┌─ INFORMATION SHOWN
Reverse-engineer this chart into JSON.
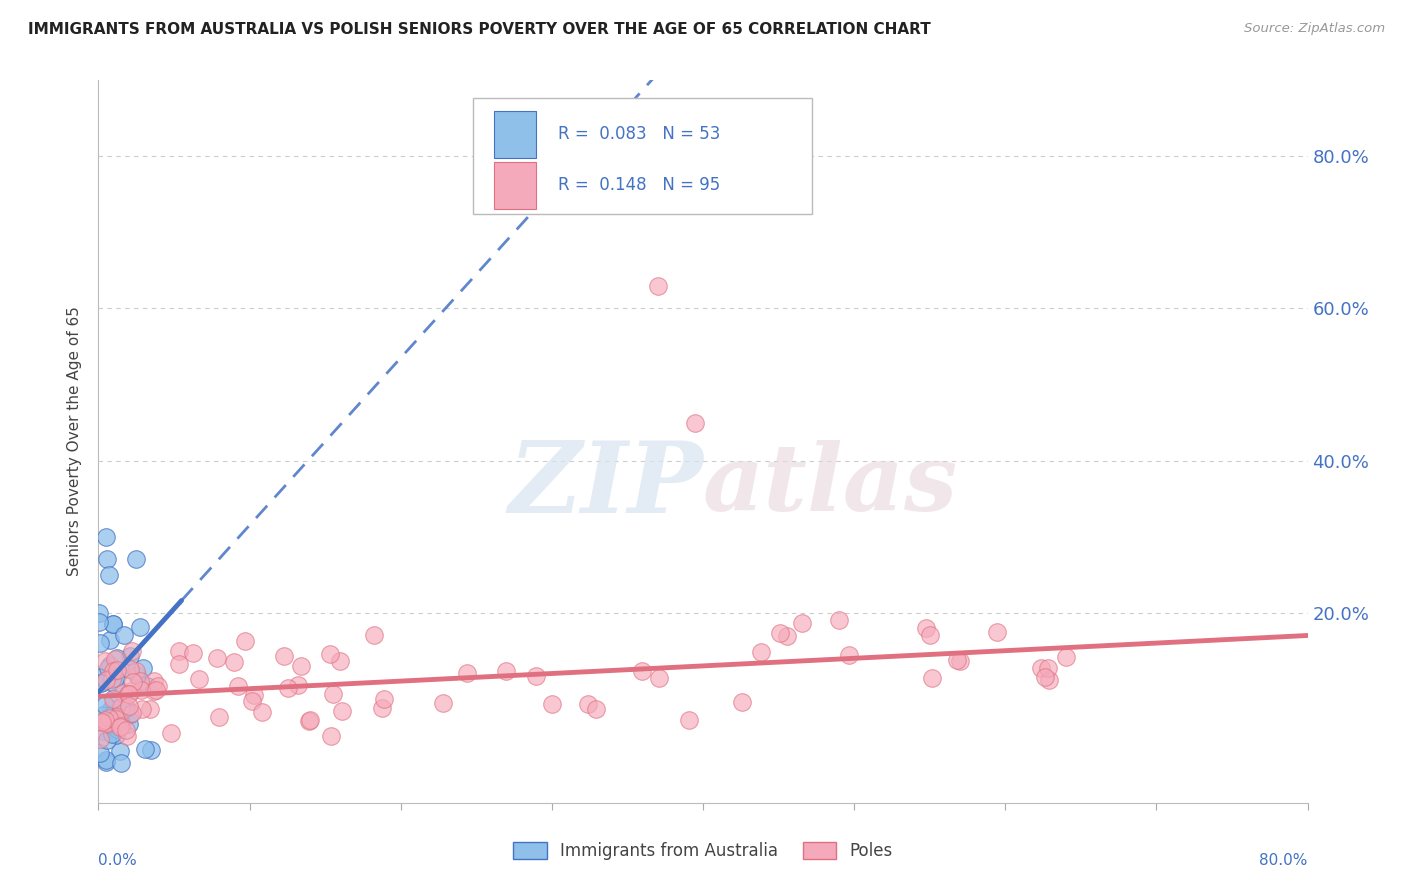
{
  "title": "IMMIGRANTS FROM AUSTRALIA VS POLISH SENIORS POVERTY OVER THE AGE OF 65 CORRELATION CHART",
  "source": "Source: ZipAtlas.com",
  "ylabel": "Seniors Poverty Over the Age of 65",
  "legend_entry1": "R =  0.083   N = 53",
  "legend_entry2": "R =  0.148   N = 95",
  "legend_label1": "Immigrants from Australia",
  "legend_label2": "Poles",
  "xlim": [
    0.0,
    0.8
  ],
  "ylim": [
    -0.05,
    0.9
  ],
  "yticks": [
    0.0,
    0.2,
    0.4,
    0.6,
    0.8
  ],
  "ytick_labels": [
    "",
    "20.0%",
    "40.0%",
    "60.0%",
    "80.0%"
  ],
  "color_blue": "#8FC0EA",
  "color_pink": "#F5AABB",
  "color_blue_line": "#4472C4",
  "color_pink_line": "#E07080",
  "color_text_blue": "#4472C4",
  "watermark_zip": "ZIP",
  "watermark_atlas": "atlas",
  "background": "#FFFFFF",
  "grid_color": "#CCCCCC",
  "aus_trend_x_solid_end": 0.055,
  "aus_trend_intercept": 0.095,
  "aus_trend_slope": 2.2,
  "poles_trend_intercept": 0.09,
  "poles_trend_slope": 0.1
}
└─
Return all of the entries word for word, but omit the pictures.

§ IN RESPONSE:
Reverse-engineer this chart into JSON.
{
  "title": "IMMIGRANTS FROM AUSTRALIA VS POLISH SENIORS POVERTY OVER THE AGE OF 65 CORRELATION CHART",
  "source": "Source: ZipAtlas.com",
  "ylabel": "Seniors Poverty Over the Age of 65",
  "legend_entry1": "R =  0.083   N = 53",
  "legend_entry2": "R =  0.148   N = 95",
  "legend_label1": "Immigrants from Australia",
  "legend_label2": "Poles",
  "xlim": [
    0.0,
    0.8
  ],
  "ylim": [
    -0.05,
    0.9
  ],
  "yticks": [
    0.0,
    0.2,
    0.4,
    0.6,
    0.8
  ],
  "ytick_labels": [
    "",
    "20.0%",
    "40.0%",
    "60.0%",
    "80.0%"
  ],
  "color_blue": "#8FC0EA",
  "color_pink": "#F5AABB",
  "color_blue_line": "#4472C4",
  "color_pink_line": "#E07080",
  "color_text_blue": "#4472C4",
  "watermark_zip": "ZIP",
  "watermark_atlas": "atlas",
  "background": "#FFFFFF",
  "grid_color": "#CCCCCC",
  "aus_trend_x_solid_end": 0.055,
  "aus_trend_intercept": 0.095,
  "aus_trend_slope": 2.2,
  "poles_trend_intercept": 0.09,
  "poles_trend_slope": 0.1
}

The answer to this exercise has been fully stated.